• **Material to process**:
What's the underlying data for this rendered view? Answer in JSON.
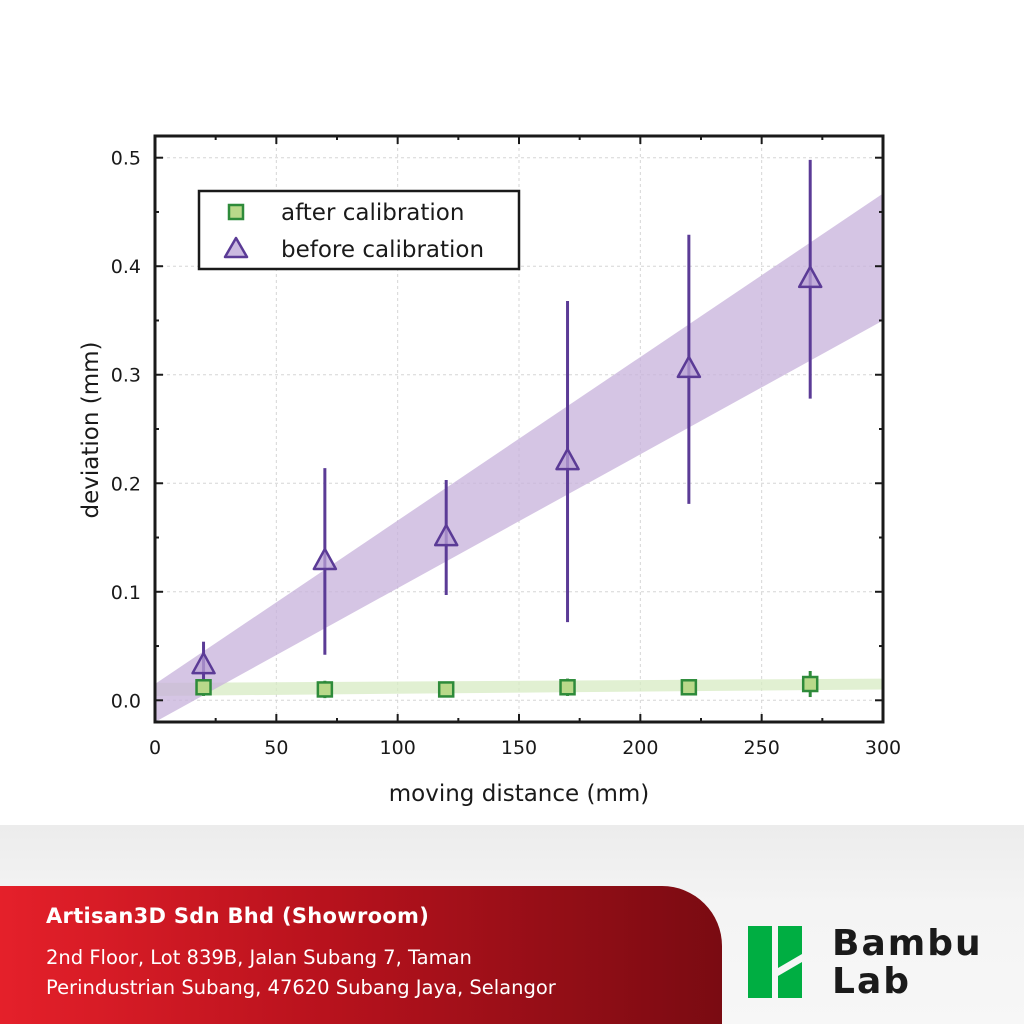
{
  "chart_data": {
    "type": "scatter",
    "xlabel": "moving distance (mm)",
    "ylabel": "deviation (mm)",
    "xlim": [
      0,
      300
    ],
    "ylim": [
      -0.02,
      0.52
    ],
    "xticks": [
      0,
      50,
      100,
      150,
      200,
      250,
      300
    ],
    "yticks": [
      0.0,
      0.1,
      0.2,
      0.3,
      0.4,
      0.5
    ],
    "xtick_labels": [
      "0",
      "50",
      "100",
      "150",
      "200",
      "250",
      "300"
    ],
    "ytick_labels": [
      "0.0",
      "0.1",
      "0.2",
      "0.3",
      "0.4",
      "0.5"
    ],
    "grid": true,
    "legend_position": "top-left",
    "series": [
      {
        "name": "after calibration",
        "marker": "square",
        "color": "#2e8b3a",
        "fill": "#b9d98a",
        "x": [
          20,
          70,
          120,
          170,
          220,
          270
        ],
        "y": [
          0.012,
          0.01,
          0.01,
          0.012,
          0.012,
          0.015
        ],
        "err": [
          0.008,
          0.008,
          0.006,
          0.008,
          0.007,
          0.012
        ],
        "band": {
          "x": [
            0,
            300
          ],
          "lower": [
            0.004,
            0.01
          ],
          "upper": [
            0.016,
            0.02
          ],
          "color": "#d7ebc3"
        }
      },
      {
        "name": "before calibration",
        "marker": "triangle",
        "color": "#5b3b96",
        "fill": "#b9a3d6",
        "x": [
          20,
          70,
          120,
          170,
          220,
          270
        ],
        "y": [
          0.032,
          0.128,
          0.15,
          0.22,
          0.305,
          0.388
        ],
        "err": [
          0.022,
          0.086,
          0.053,
          0.148,
          0.124,
          0.11
        ],
        "band": {
          "x": [
            0,
            300
          ],
          "lower": [
            -0.02,
            0.35
          ],
          "upper": [
            0.015,
            0.467
          ],
          "color": "#c7b1db"
        }
      }
    ]
  },
  "footer": {
    "company": "Artisan3D Sdn Bhd (Showroom)",
    "address_line1": "2nd Floor, Lot 839B, Jalan Subang 7, Taman",
    "address_line2": "Perindustrian Subang, 47620 Subang Jaya, Selangor"
  },
  "brand": {
    "word1": "Bambu",
    "word2": "Lab",
    "color": "#00ae42"
  }
}
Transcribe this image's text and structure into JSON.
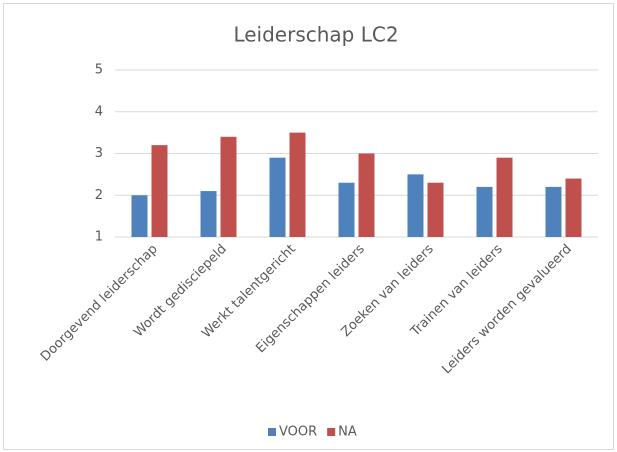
{
  "chart_data": {
    "type": "bar",
    "title": "Leiderschap LC2",
    "categories": [
      "Doorgevend leiderschap",
      "Wordt gedisciepeld",
      "Werkt talentgericht",
      "Eigenschappen leiders",
      "Zoeken van leiders",
      "Trainen van leiders",
      "Leiders worden gevalueerd"
    ],
    "series": [
      {
        "name": "VOOR",
        "color": "#4f81bd",
        "values": [
          2.0,
          2.1,
          2.9,
          2.3,
          2.5,
          2.2,
          2.2
        ]
      },
      {
        "name": "NA",
        "color": "#c0504d",
        "values": [
          3.2,
          3.4,
          3.5,
          3.0,
          2.3,
          2.9,
          2.4
        ]
      }
    ],
    "ylim": [
      1,
      5
    ],
    "yticks": [
      1,
      2,
      3,
      4,
      5
    ],
    "grid": true,
    "legend": "bottom"
  }
}
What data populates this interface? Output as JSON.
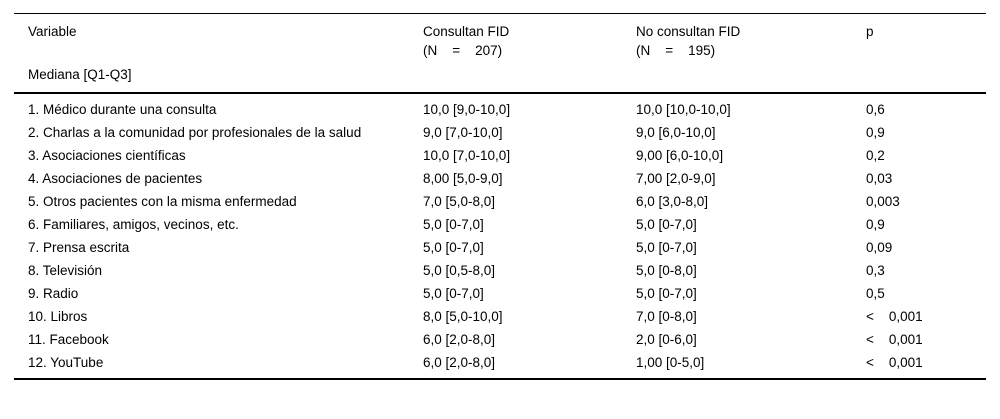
{
  "table": {
    "header": {
      "col_variable": "Variable",
      "col_group1_line1": "Consultan FID",
      "col_group1_line2": "(N    =    207)",
      "col_group2_line1": "No consultan FID",
      "col_group2_line2": "(N    =    195)",
      "col_p": "p",
      "subheader": "Mediana [Q1-Q3]"
    },
    "rows": [
      {
        "variable": "1. Médico durante una consulta",
        "g1": "10,0 [9,0-10,0]",
        "g2": "10,0 [10,0-10,0]",
        "p": "0,6"
      },
      {
        "variable": "2. Charlas a la comunidad por profesionales de la salud",
        "g1": "9,0 [7,0-10,0]",
        "g2": "9,0 [6,0-10,0]",
        "p": "0,9"
      },
      {
        "variable": "3. Asociaciones científicas",
        "g1": "10,0 [7,0-10,0]",
        "g2": "9,00 [6,0-10,0]",
        "p": "0,2"
      },
      {
        "variable": "4. Asociaciones de pacientes",
        "g1": "8,00 [5,0-9,0]",
        "g2": "7,00 [2,0-9,0]",
        "p": "0,03"
      },
      {
        "variable": "5. Otros pacientes con la misma enfermedad",
        "g1": "7,0 [5,0-8,0]",
        "g2": "6,0 [3,0-8,0]",
        "p": "0,003"
      },
      {
        "variable": "6. Familiares, amigos, vecinos, etc.",
        "g1": "5,0 [0-7,0]",
        "g2": "5,0 [0-7,0]",
        "p": "0,9"
      },
      {
        "variable": "7. Prensa escrita",
        "g1": "5,0 [0-7,0]",
        "g2": "5,0 [0-7,0]",
        "p": "0,09"
      },
      {
        "variable": "8. Televisión",
        "g1": "5,0 [0,5-8,0]",
        "g2": "5,0 [0-8,0]",
        "p": "0,3"
      },
      {
        "variable": "9. Radio",
        "g1": "5,0 [0-7,0]",
        "g2": "5,0 [0-7,0]",
        "p": "0,5"
      },
      {
        "variable": "10. Libros",
        "g1": "8,0 [5,0-10,0]",
        "g2": "7,0 [0-8,0]",
        "p": "<    0,001"
      },
      {
        "variable": "11. Facebook",
        "g1": "6,0 [2,0-8,0]",
        "g2": "2,0 [0-6,0]",
        "p": "<    0,001"
      },
      {
        "variable": "12. YouTube",
        "g1": "6,0 [2,0-8,0]",
        "g2": "1,00 [0-5,0]",
        "p": "<    0,001"
      }
    ]
  }
}
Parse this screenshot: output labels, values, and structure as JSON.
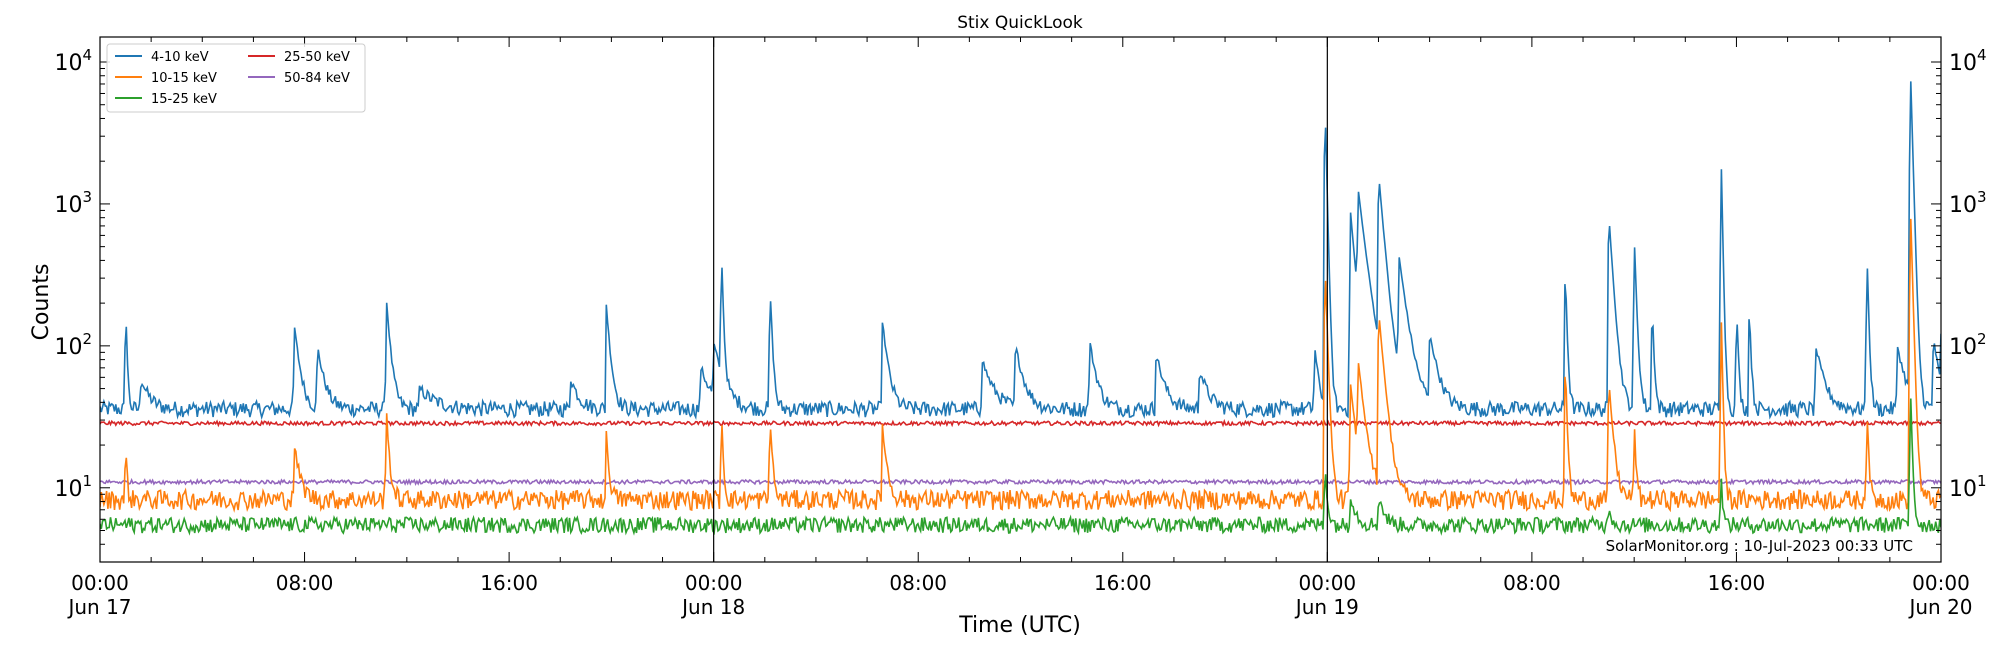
{
  "chart_data": {
    "type": "line",
    "title": "Stix QuickLook",
    "xlabel": "Time (UTC)",
    "ylabel": "Counts",
    "yscale": "log",
    "ylim": [
      3,
      15000
    ],
    "xlim_hours": [
      0,
      72
    ],
    "x_ticks": [
      {
        "hour": 0,
        "time": "00:00",
        "date": "Jun 17"
      },
      {
        "hour": 8,
        "time": "08:00",
        "date": ""
      },
      {
        "hour": 16,
        "time": "16:00",
        "date": ""
      },
      {
        "hour": 24,
        "time": "00:00",
        "date": "Jun 18"
      },
      {
        "hour": 32,
        "time": "08:00",
        "date": ""
      },
      {
        "hour": 40,
        "time": "16:00",
        "date": ""
      },
      {
        "hour": 48,
        "time": "00:00",
        "date": "Jun 19"
      },
      {
        "hour": 56,
        "time": "08:00",
        "date": ""
      },
      {
        "hour": 64,
        "time": "16:00",
        "date": ""
      },
      {
        "hour": 72,
        "time": "00:00",
        "date": "Jun 20"
      }
    ],
    "y_ticks": [
      {
        "value": 10,
        "base": "10",
        "exp": "1"
      },
      {
        "value": 100,
        "base": "10",
        "exp": "2"
      },
      {
        "value": 1000,
        "base": "10",
        "exp": "3"
      },
      {
        "value": 10000,
        "base": "10",
        "exp": "4"
      }
    ],
    "day_boundaries_hours": [
      24,
      48
    ],
    "legend_position": "top-left",
    "grid": false,
    "series": [
      {
        "name": "4-10 keV",
        "color": "#1f77b4",
        "baseline": 36,
        "noise": 0.08,
        "peaks": [
          [
            1.0,
            220,
            0.05
          ],
          [
            1.6,
            60,
            0.3
          ],
          [
            7.6,
            140,
            0.2
          ],
          [
            8.5,
            100,
            0.25
          ],
          [
            11.2,
            215,
            0.15
          ],
          [
            12.5,
            50,
            0.6
          ],
          [
            18.4,
            60,
            0.3
          ],
          [
            19.8,
            195,
            0.15
          ],
          [
            23.5,
            70,
            0.4
          ],
          [
            24.0,
            95,
            0.35
          ],
          [
            24.3,
            490,
            0.06
          ],
          [
            26.2,
            280,
            0.08
          ],
          [
            30.6,
            150,
            0.2
          ],
          [
            34.5,
            80,
            0.4
          ],
          [
            35.8,
            100,
            0.3
          ],
          [
            38.7,
            110,
            0.25
          ],
          [
            41.3,
            90,
            0.3
          ],
          [
            43.0,
            70,
            0.3
          ],
          [
            47.5,
            100,
            0.15
          ],
          [
            47.9,
            5800,
            0.06
          ],
          [
            48.9,
            900,
            0.2
          ],
          [
            49.2,
            1100,
            0.3
          ],
          [
            50.0,
            1600,
            0.2
          ],
          [
            50.8,
            400,
            0.3
          ],
          [
            52.0,
            120,
            0.3
          ],
          [
            57.3,
            400,
            0.06
          ],
          [
            59.0,
            900,
            0.15
          ],
          [
            60.0,
            600,
            0.08
          ],
          [
            60.7,
            230,
            0.06
          ],
          [
            63.4,
            2200,
            0.05
          ],
          [
            64.0,
            210,
            0.06
          ],
          [
            64.5,
            215,
            0.06
          ],
          [
            67.1,
            100,
            0.3
          ],
          [
            69.1,
            480,
            0.06
          ],
          [
            70.3,
            100,
            0.3
          ],
          [
            70.8,
            9300,
            0.07
          ],
          [
            71.7,
            120,
            0.2
          ],
          [
            72.0,
            100,
            0.2
          ]
        ]
      },
      {
        "name": "10-15 keV",
        "color": "#ff7f0e",
        "baseline": 8.3,
        "noise": 0.1,
        "peaks": [
          [
            1.0,
            22,
            0.05
          ],
          [
            7.6,
            20,
            0.2
          ],
          [
            11.2,
            36,
            0.1
          ],
          [
            19.8,
            24,
            0.1
          ],
          [
            24.3,
            38,
            0.06
          ],
          [
            26.2,
            35,
            0.08
          ],
          [
            30.6,
            28,
            0.15
          ],
          [
            47.9,
            420,
            0.08
          ],
          [
            48.9,
            55,
            0.2
          ],
          [
            49.2,
            70,
            0.25
          ],
          [
            50.0,
            180,
            0.2
          ],
          [
            57.3,
            90,
            0.06
          ],
          [
            59.0,
            60,
            0.15
          ],
          [
            60.0,
            30,
            0.06
          ],
          [
            63.4,
            180,
            0.05
          ],
          [
            69.1,
            38,
            0.06
          ],
          [
            70.8,
            1000,
            0.07
          ]
        ]
      },
      {
        "name": "15-25 keV",
        "color": "#2ca02c",
        "baseline": 5.5,
        "noise": 0.08,
        "peaks": [
          [
            47.9,
            16,
            0.08
          ],
          [
            48.9,
            9,
            0.2
          ],
          [
            50.0,
            9,
            0.2
          ],
          [
            59.0,
            8,
            0.1
          ],
          [
            63.4,
            14,
            0.05
          ],
          [
            70.8,
            55,
            0.06
          ]
        ]
      },
      {
        "name": "25-50 keV",
        "color": "#d62728",
        "baseline": 28.5,
        "noise": 0.02,
        "peaks": []
      },
      {
        "name": "50-84 keV",
        "color": "#9467bd",
        "baseline": 11,
        "noise": 0.02,
        "peaks": []
      }
    ],
    "watermark": "SolarMonitor.org : 10-Jul-2023 00:33 UTC"
  }
}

• **Short task**: Give only the number of lines in the entries that contain "title".

• **Answer**: 2